Goal — Copy each line that contains the word "氧三种元素".

------------------------------------------------------------------------

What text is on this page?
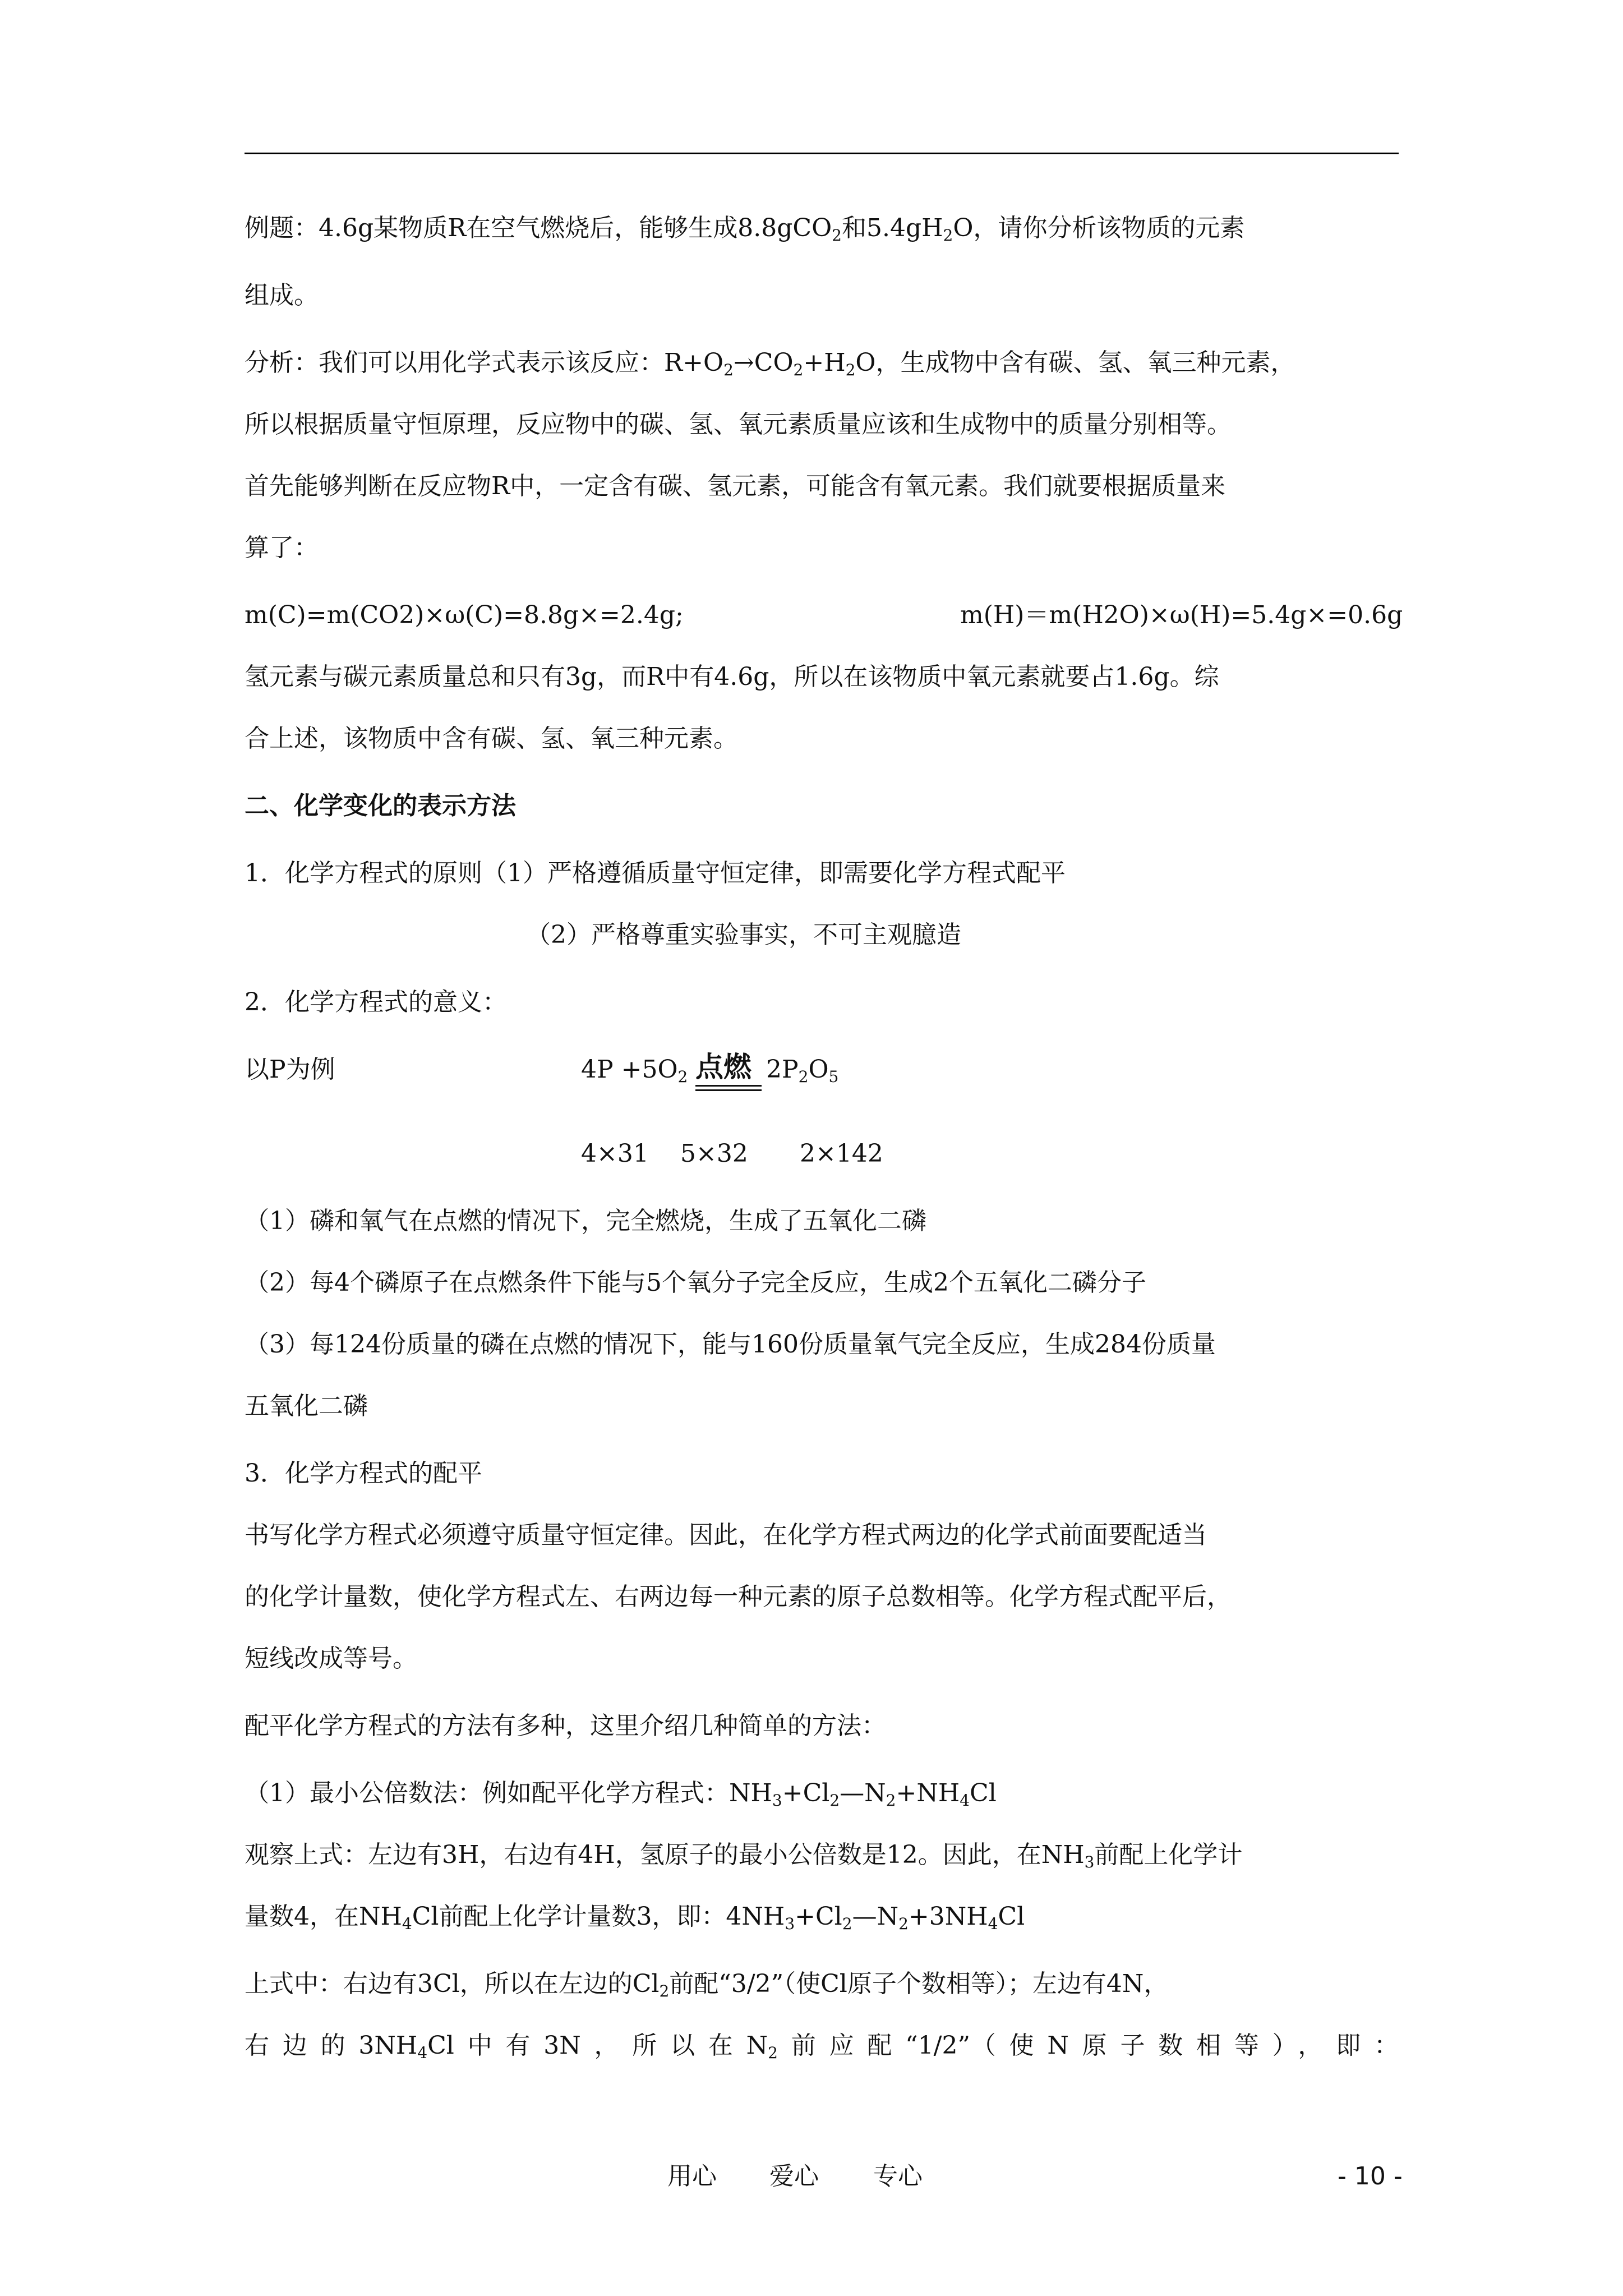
例题：4.6g某物质R在空气燃烧后，能够生成8.8gCO$_2$和$5.4gH_2O$，请你分析该物质的元素
组成。
分析：我们可以用化学式表示该反应：$R+O_2\to CO_2+H_2O$，生成物中含有碳、氢、氧三种元素，
所以根据质量守恒原理，反应物中的碳、氢、氧元素质量应该和生成物中的质量分别相等。
首先能够判断在反应物R中，一定含有碳、氢元素，可能含有氧元素。我们就要根据质量来
算了：
m(C)=m(CO2)×ω(C)=8.8g×=2.4g;	m(H)＝m(H2O)×ω(H)=5.4g×=0.6g
氢元素与碳元素质量总和只有3g，而R中有4.6g，所以在该物质中氧元素就要占1.6g。综
合上述，该物质中含有碳、氢、氧三种元素。
二、化学变化的表示方法
1．化学方程式的原则（1）严格遵循质量守恒定律，即需要化学方程式配平
（2）严格尊重实验事实，不可主观臆造
2．化学方程式的意义：
以P为例	$4P +5O_2$ 点燃 $2P_2O_5$
4×31 5×32 2×142
（1）磷和氧气在点燃的情况下，完全燃烧，生成了五氧化二磷
（2）每4个磷原子在点燃条件下能与5个氧分子完全反应，生成2个五氧化二磷分子
（3）每124份质量的磷在点燃的情况下，能与160份质量氧气完全反应，生成284份质量
五氧化二磷
3．化学方程式的配平
书写化学方程式必须遵守质量守恒定律。因此，在化学方程式两边的化学式前面要配适当
的化学计量数，使化学方程式左、右两边每一种元素的原子总数相等。化学方程式配平后，
短线改成等号。
配平化学方程式的方法有多种，这里介绍几种简单的方法：
（1）最小公倍数法：例如配平化学方程式：$NH_3+Cl_2—N_2+NH_4Cl$
观察上式：左边有3H，右边有4H，氢原子的最小公倍数是12。因此，在$NH_3$前配上化学计
量数4，在$NH_4Cl$前配上化学计量数3，即：$4NH_3+Cl_2—N_2+3NH_4Cl$
上式中：右边有3Cl，所以在左边的$Cl_2$前配“3/2”（使Cl原子个数相等）；左边有4N，
右边的$3NH_4Cl$中有3N，所以在$N_2$前应配“1/2”（使N原子数相等），即：
用心 爱心 专心	- 10 -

------------------------------------------------------------------------

Task solution —
分析：我们可以用化学式表示该反应：$R+O_2\to CO_2+H_2O$，生成物中含有碳、氢、氧三种元素，
合上述，该物质中含有碳、氢、氧三种元素。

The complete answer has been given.